** start Supplied information **

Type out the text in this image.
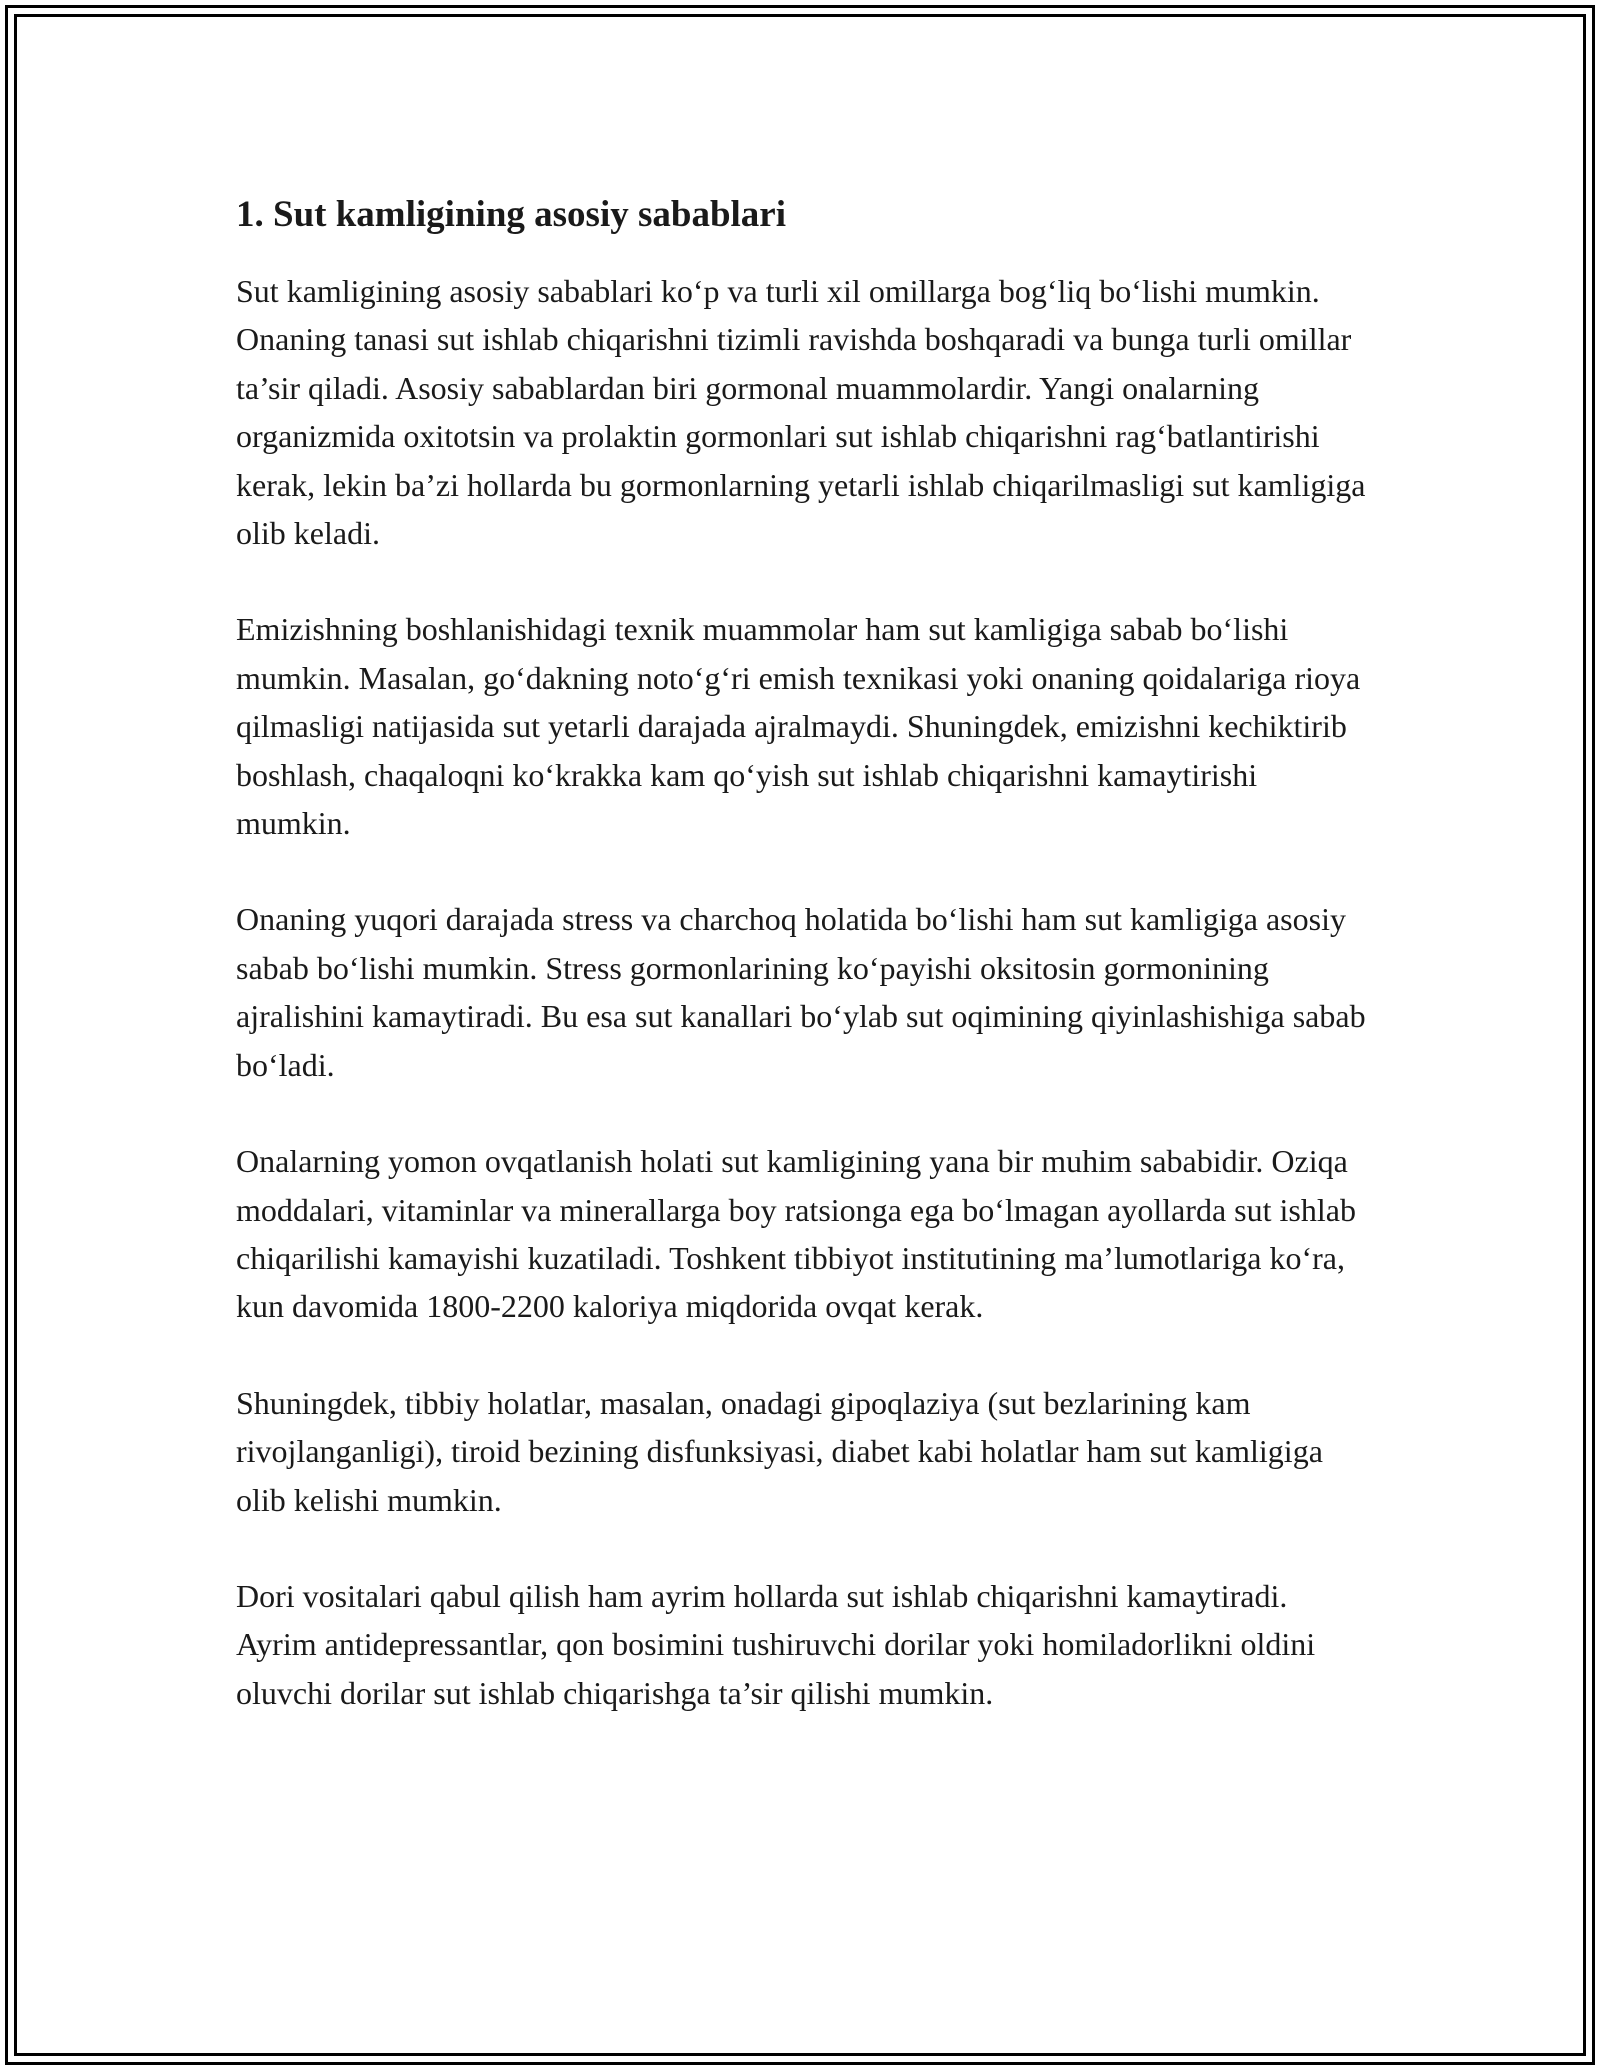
1. Sut kamligining asosiy sabablari

Sut kamligining asosiy sabablari ko‘p va turli xil omillarga bog‘liq bo‘lishi mumkin. Onaning tanasi sut ishlab chiqarishni tizimli ravishda boshqaradi va bunga turli omillar ta’sir qiladi. Asosiy sabablardan biri gormonal muammolardir. Yangi onalarning organizmida oxitotsin va prolaktin gormonlari sut ishlab chiqarishni rag‘batlantirishi kerak, lekin ba’zi hollarda bu gormonlarning yetarli ishlab chiqarilmasligi sut kamligiga olib keladi.

Emizishning boshlanishidagi texnik muammolar ham sut kamligiga sabab bo‘lishi mumkin. Masalan, go‘dakning noto‘g‘ri emish texnikasi yoki onaning qoidalariga rioya qilmasligi natijasida sut yetarli darajada ajralmaydi. Shuningdek, emizishni kechiktirib boshlash, chaqaloqni ko‘krakka kam qo‘yish sut ishlab chiqarishni kamaytirishi mumkin.

Onaning yuqori darajada stress va charchoq holatida bo‘lishi ham sut kamligiga asosiy sabab bo‘lishi mumkin. Stress gormonlarining ko‘payishi oksitosin gormonining ajralishini kamaytiradi. Bu esa sut kanallari bo‘ylab sut oqimining qiyinlashishiga sabab bo‘ladi.

Onalarning yomon ovqatlanish holati sut kamligining yana bir muhim sababidir. Oziqa moddalari, vitaminlar va minerallarga boy ratsionga ega bo‘lmagan ayollarda sut ishlab chiqarilishi kamayishi kuzatiladi. Toshkent tibbiyot institutining ma’lumotlariga ko‘ra, kun davomida 1800-2200 kaloriya miqdorida ovqat kerak.

Shuningdek, tibbiy holatlar, masalan, onadagi gipoqlaziya (sut bezlarining kam rivojlanganligi), tiroid bezining disfunksiyasi, diabet kabi holatlar ham sut kamligiga olib kelishi mumkin.

Dori vositalari qabul qilish ham ayrim hollarda sut ishlab chiqarishni kamaytiradi. Ayrim antidepressantlar, qon bosimini tushiruvchi dorilar yoki homiladorlikni oldini oluvchi dorilar sut ishlab chiqarishga ta’sir qilishi mumkin.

** end Supplied information **

■ Task description:
Extract from the material all lines containing the string "chiqarishni".

■ Response to this task:
Sut kamligining asosiy sabablari ko‘p va turli xil omillarga bog‘liq bo‘lishi mumkin. Onaning tanasi sut ishlab chiqarishni tizimli ravishda boshqaradi va bunga turli omillar ta’sir qiladi. Asosiy sabablardan biri gormonal muammolardir. Yangi onalarning organizmida oxitotsin va prolaktin gormonlari sut ishlab chiqarishni rag‘batlantirishi kerak, lekin ba’zi hollarda bu gormonlarning yetarli ishlab chiqarilmasligi sut kamligiga olib keladi.
Emizishning boshlanishidagi texnik muammolar ham sut kamligiga sabab bo‘lishi mumkin. Masalan, go‘dakning noto‘g‘ri emish texnikasi yoki onaning qoidalariga rioya qilmasligi natijasida sut yetarli darajada ajralmaydi. Shuningdek, emizishni kechiktirib boshlash, chaqaloqni ko‘krakka kam qo‘yish sut ishlab chiqarishni kamaytirishi mumkin.
Dori vositalari qabul qilish ham ayrim hollarda sut ishlab chiqarishni kamaytiradi. Ayrim antidepressantlar, qon bosimini tushiruvchi dorilar yoki homiladorlikni oldini oluvchi dorilar sut ishlab chiqarishga ta’sir qilishi mumkin.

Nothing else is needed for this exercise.